THINGS TO DO:
A: Summarize the forum thread in two sentences.
B: Convert the lines of the records, from the line with "outline-item[interactable] <box>100 356" up to and including the line with "ok-button[interactable]: OK <box>1224", into a JSON list of strings with one string per line and blank lines left out.

EXCERPTED TEXT:
Begin

# Unitary matrix that transforms Bloch wavefunctions of k-points connected by crystal symmetries

In the following link https://docs.abinit.org/theory/wavefunctions/#symmetry-properties, there's Eqn. (8) that describes for degenerate states how wavefunctions of k-points connected by symmetry $$\mathcal R$$ are connected (transformed from each other):

$$$$\Psi_{n\bf k} \left( \mathcal R^{-1} \left( \bf r-t \right) \right) = \sum_{\alpha \in \mathcal C_{n\bf k}} D_{\alpha n}\left( \mathcal R \right) \Psi_{\alpha\mathcal R \bf k} \left( \bf r \right)$$$$

My question is, how does one calculate or obtain the matrix elements $$D_{\alpha n}$$?

$$\Psi_{n\bf k} \left( \mathcal R^{-1} \left( \bf r-t \right) \right) = \sum_{\alpha \in \mathcal C_{n\bf k}} D_{\alpha n}\left( \mathcal R \right) \Psi_{\alpha\mathcal R \bf k} \left( \bf r \right)$$
This tells us that $$\Psi_{n\bf k} \left( \mathcal R^{-1} \left( \bf r-t \right) \right)$$ can be written as a linear combination of $$\Psi_{\alpha\mathcal R \bf k} \left( \bf r \right)$$. If we want to know the coefficients of the linear combination, we should just multiply both sides of your equation by $$\Psi^*_{\beta\mathcal R \bf k} \left( \bf r \right)$$ and integrate with respect to $$\mathbf{r}$$.

End

PROVIDED RECORDS:
Begin

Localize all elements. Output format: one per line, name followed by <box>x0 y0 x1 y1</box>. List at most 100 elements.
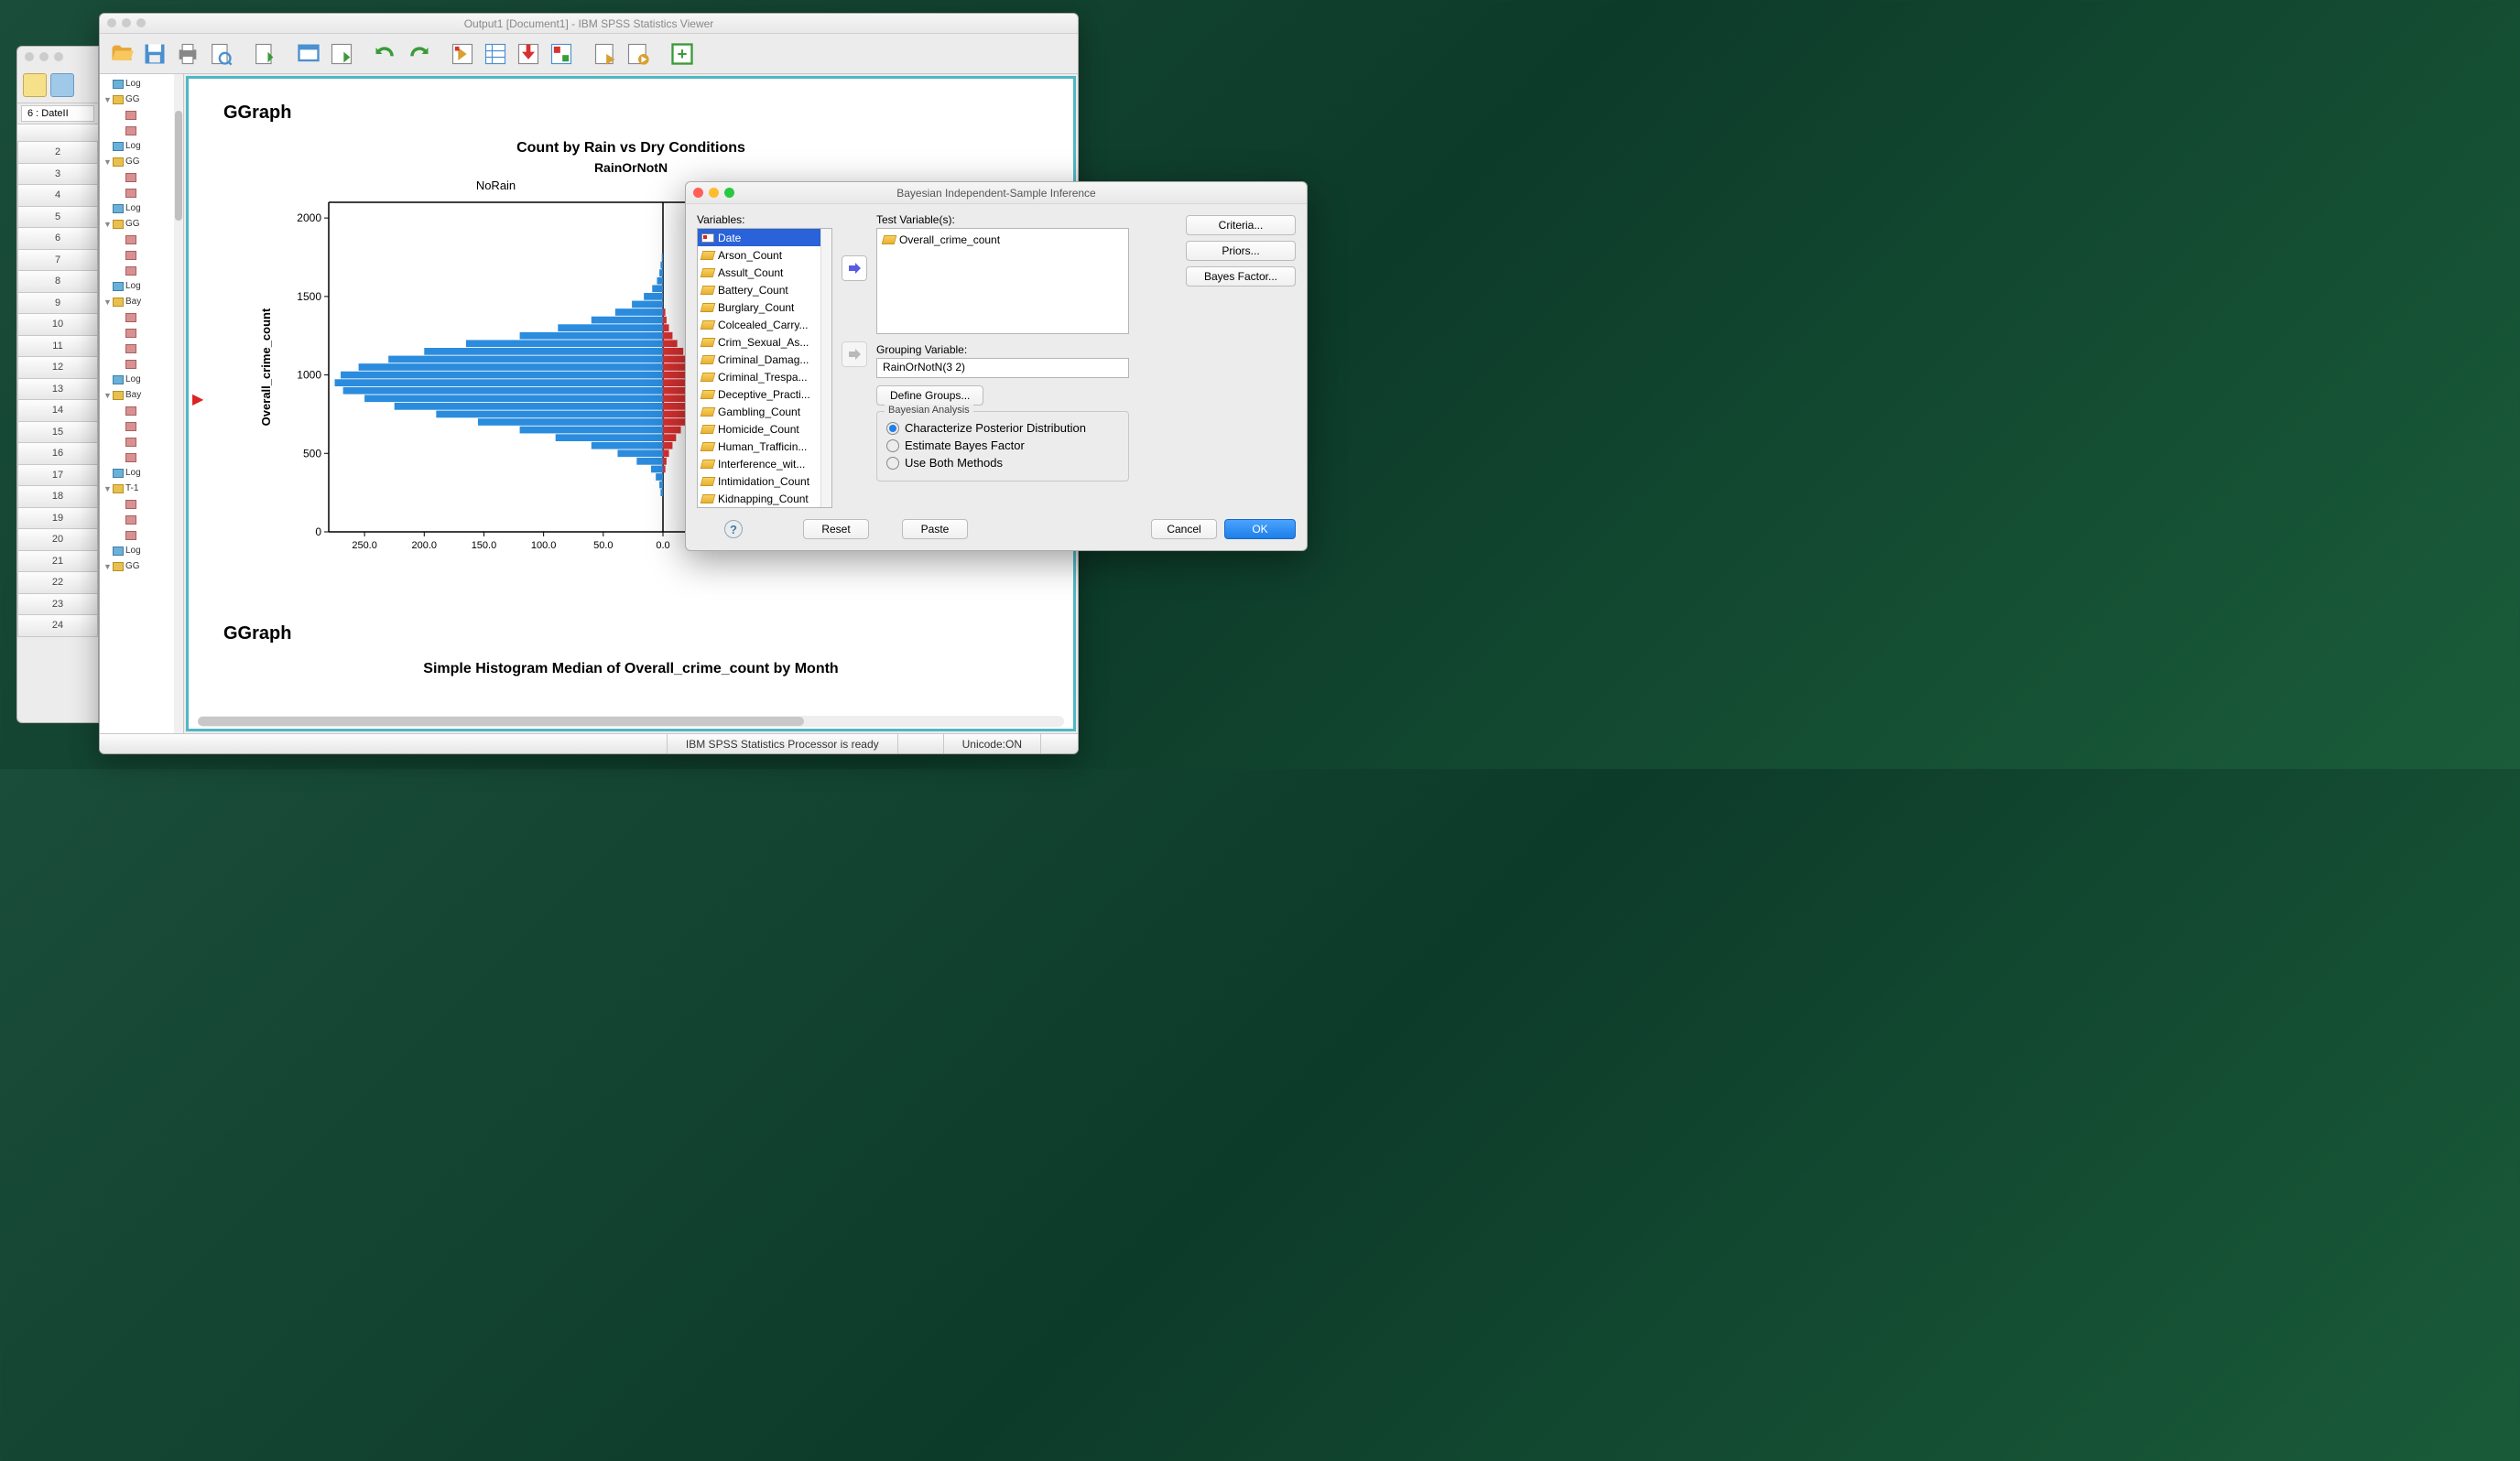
outline-item[interactable] <box>100 356 183 372</box>
min-dot[interactable] <box>39 52 49 61</box>
outline-item[interactable] <box>100 309 183 325</box>
row-header[interactable]: 5 <box>17 207 98 229</box>
row-header[interactable]: 22 <box>17 572 98 594</box>
variable-item[interactable]: Crim_Sexual_As... <box>698 333 831 351</box>
row-header[interactable]: 8 <box>17 271 98 293</box>
cancel-button[interactable]: Cancel <box>1151 519 1217 539</box>
variable-item[interactable]: Battery_Count <box>698 281 831 298</box>
outline-item[interactable]: ▼GG <box>100 154 183 169</box>
listbox-scrollbar[interactable] <box>820 229 831 507</box>
goto-case-button[interactable] <box>448 39 477 69</box>
undo-button[interactable] <box>371 39 400 69</box>
grouping-variable-field[interactable]: RainOrNotN(3 2) <box>876 358 1129 378</box>
reset-button[interactable]: Reset <box>803 519 869 539</box>
ok-button[interactable]: OK <box>1224 519 1296 539</box>
horizontal-scrollbar[interactable] <box>198 716 1064 727</box>
outline-item[interactable]: Log <box>100 138 183 154</box>
open-button[interactable] <box>107 39 136 69</box>
redo-button[interactable] <box>404 39 433 69</box>
variables-button[interactable] <box>481 39 510 69</box>
variable-item[interactable]: Homicide_Count <box>698 420 831 438</box>
outline-item[interactable] <box>100 107 183 123</box>
variable-item[interactable]: Arson_Count <box>698 246 831 264</box>
outline-item[interactable]: Log <box>100 200 183 216</box>
radio-both[interactable]: Use Both Methods <box>886 456 1119 470</box>
row-header[interactable]: 23 <box>17 594 98 616</box>
variable-item[interactable]: Colcealed_Carry... <box>698 316 831 333</box>
outline-item[interactable]: ▼GG <box>100 92 183 107</box>
outline-item[interactable]: Log <box>100 278 183 294</box>
run-selection-button[interactable] <box>624 39 653 69</box>
designate-window-button[interactable]: + <box>668 39 697 69</box>
define-groups-button[interactable]: Define Groups... <box>876 385 983 406</box>
variable-item[interactable]: Criminal_Damag... <box>698 351 831 368</box>
row-header[interactable]: 13 <box>17 379 98 401</box>
zoom-button[interactable] <box>724 188 734 198</box>
minimize-button[interactable] <box>709 188 719 198</box>
select-button[interactable] <box>547 39 576 69</box>
outline-scrollbar[interactable] <box>174 74 183 733</box>
outline-item[interactable] <box>100 169 183 185</box>
variable-item[interactable]: Kidnapping_Count <box>698 490 831 507</box>
goto-data-button[interactable] <box>327 39 356 69</box>
scroll-thumb[interactable] <box>198 717 804 726</box>
row-header[interactable]: 9 <box>17 293 98 315</box>
row-header[interactable]: 19 <box>17 508 98 530</box>
min-dot[interactable] <box>122 18 131 27</box>
test-variable-item[interactable]: Overall_crime_count <box>879 231 1126 248</box>
outline-item[interactable] <box>100 527 183 543</box>
scroll-thumb[interactable] <box>175 111 182 221</box>
outline-item[interactable]: ▼Bay <box>100 294 183 309</box>
variable-item[interactable]: Date <box>698 229 831 246</box>
row-header[interactable]: 4 <box>17 185 98 207</box>
outline-pane[interactable]: Log▼GGLog▼GGLog▼GGLog▼BayLog▼BayLog▼T-1L… <box>100 74 184 733</box>
save-icon[interactable] <box>50 73 74 97</box>
radio-bayes-factor[interactable]: Estimate Bayes Factor <box>886 438 1119 452</box>
outline-item[interactable]: Log <box>100 543 183 558</box>
outline-item[interactable] <box>100 263 183 278</box>
variable-item[interactable]: Gambling_Count <box>698 403 831 420</box>
outline-item[interactable]: ▼T-1 <box>100 481 183 496</box>
outline-item[interactable] <box>100 325 183 341</box>
outline-item[interactable] <box>100 418 183 434</box>
close-button[interactable] <box>693 188 703 198</box>
variable-item[interactable]: Assult_Count <box>698 264 831 281</box>
paste-button[interactable]: Paste <box>902 519 968 539</box>
bayes-factor-button[interactable]: Bayes Factor... <box>1186 266 1296 287</box>
radio-posterior[interactable]: Characterize Posterior Distribution <box>886 421 1119 435</box>
criteria-button[interactable]: Criteria... <box>1186 215 1296 235</box>
test-variables-listbox[interactable]: Overall_crime_count <box>876 228 1129 334</box>
help-icon[interactable]: ? <box>724 520 743 538</box>
save-button[interactable] <box>140 39 169 69</box>
row-header[interactable]: 3 <box>17 164 98 186</box>
outline-item[interactable] <box>100 512 183 527</box>
outline-item[interactable]: ▼Bay <box>100 387 183 403</box>
max-dot[interactable] <box>136 18 146 27</box>
row-header[interactable]: 10 <box>17 314 98 336</box>
insert-button[interactable] <box>514 39 543 69</box>
variables-listbox[interactable]: DateArson_CountAssult_CountBattery_Count… <box>697 228 832 508</box>
variable-item[interactable]: Intimidation_Count <box>698 472 831 490</box>
row-header[interactable]: 14 <box>17 400 98 422</box>
move-to-grouping-button[interactable] <box>842 341 867 367</box>
outline-item[interactable] <box>100 434 183 449</box>
variable-item[interactable]: Burglary_Count <box>698 298 831 316</box>
row-header[interactable]: 21 <box>17 551 98 573</box>
row-header[interactable]: 18 <box>17 486 98 508</box>
row-header[interactable]: 6 <box>17 228 98 250</box>
priors-button[interactable]: Priors... <box>1186 241 1296 261</box>
outline-item[interactable] <box>100 123 183 138</box>
outline-item[interactable] <box>100 247 183 263</box>
variable-item[interactable]: Criminal_Trespa... <box>698 368 831 385</box>
print-button[interactable] <box>173 39 202 69</box>
row-header[interactable]: 15 <box>17 422 98 444</box>
preview-button[interactable] <box>206 39 235 69</box>
export-button[interactable] <box>250 39 279 69</box>
outline-item[interactable] <box>100 449 183 465</box>
dialog-recall-button[interactable] <box>294 39 323 69</box>
outline-item[interactable] <box>100 232 183 247</box>
outline-item[interactable]: Log <box>100 76 183 92</box>
variable-item[interactable]: Deceptive_Practi... <box>698 385 831 403</box>
open-icon[interactable] <box>23 73 47 97</box>
outline-item[interactable]: ▼GG <box>100 558 183 574</box>
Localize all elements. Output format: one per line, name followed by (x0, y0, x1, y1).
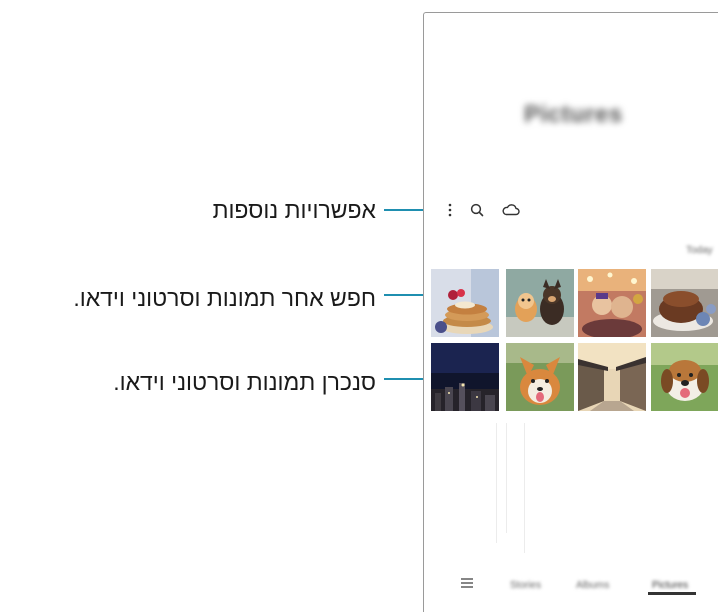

End

EXPECTED ANSWERS:
A: The forum thread asks how to calculate or obtain the matrix elements D_αn in an equation that describes how the wavefunctions of degenerate states at k-points connected by a symmetry R transform into each other. The reply explains that the equation writes Ψ_nk(R⁻¹(r − t)) as a linear combination of Ψ_αRk(r), so the coefficients can be found by multiplying both sides by Ψ*_βRk(r) and integrating with respect to r.

B:
[
  "outline-item[interactable] <box>100 356 183 372</box>",
  "min-dot[interactable] <box>39 52 49 61</box>",
  "outline-item[interactable] <box>100 309 183 325</box>",
  "row-header[interactable]: 5 <box>17 207 98 229</box>",
  "row-header[interactable]: 22 <box>17 572 98 594</box>",
  "variable-item[interactable]: Crim_Sexual_As... <box>698 333 831 351</box>",
  "row-header[interactable]: 8 <box>17 271 98 293</box>",
  "cancel-button[interactable]: Cancel <box>1151 519 1217 539</box>",
  "variable-item[interactable]: Battery_Count <box>698 281 831 298</box>",
  "outline-item[interactable]: ▼GG <box>100 154 183 169</box>",
  "listbox-scrollbar[interactable] <box>820 229 831 507</box>",
  "goto-case-button[interactable] <box>448 39 477 69</box>",
  "undo-button[interactable] <box>371 39 400 69</box>",
  "grouping-variable-field[interactable]: RainOrNotN(3 2) <box>876 358 1129 378</box>",
  "reset-button[interactable]: Reset <box>803 519 869 539</box>",
  "ok-button[interactable]: OK <box>1224 519 1296 539</box>"
]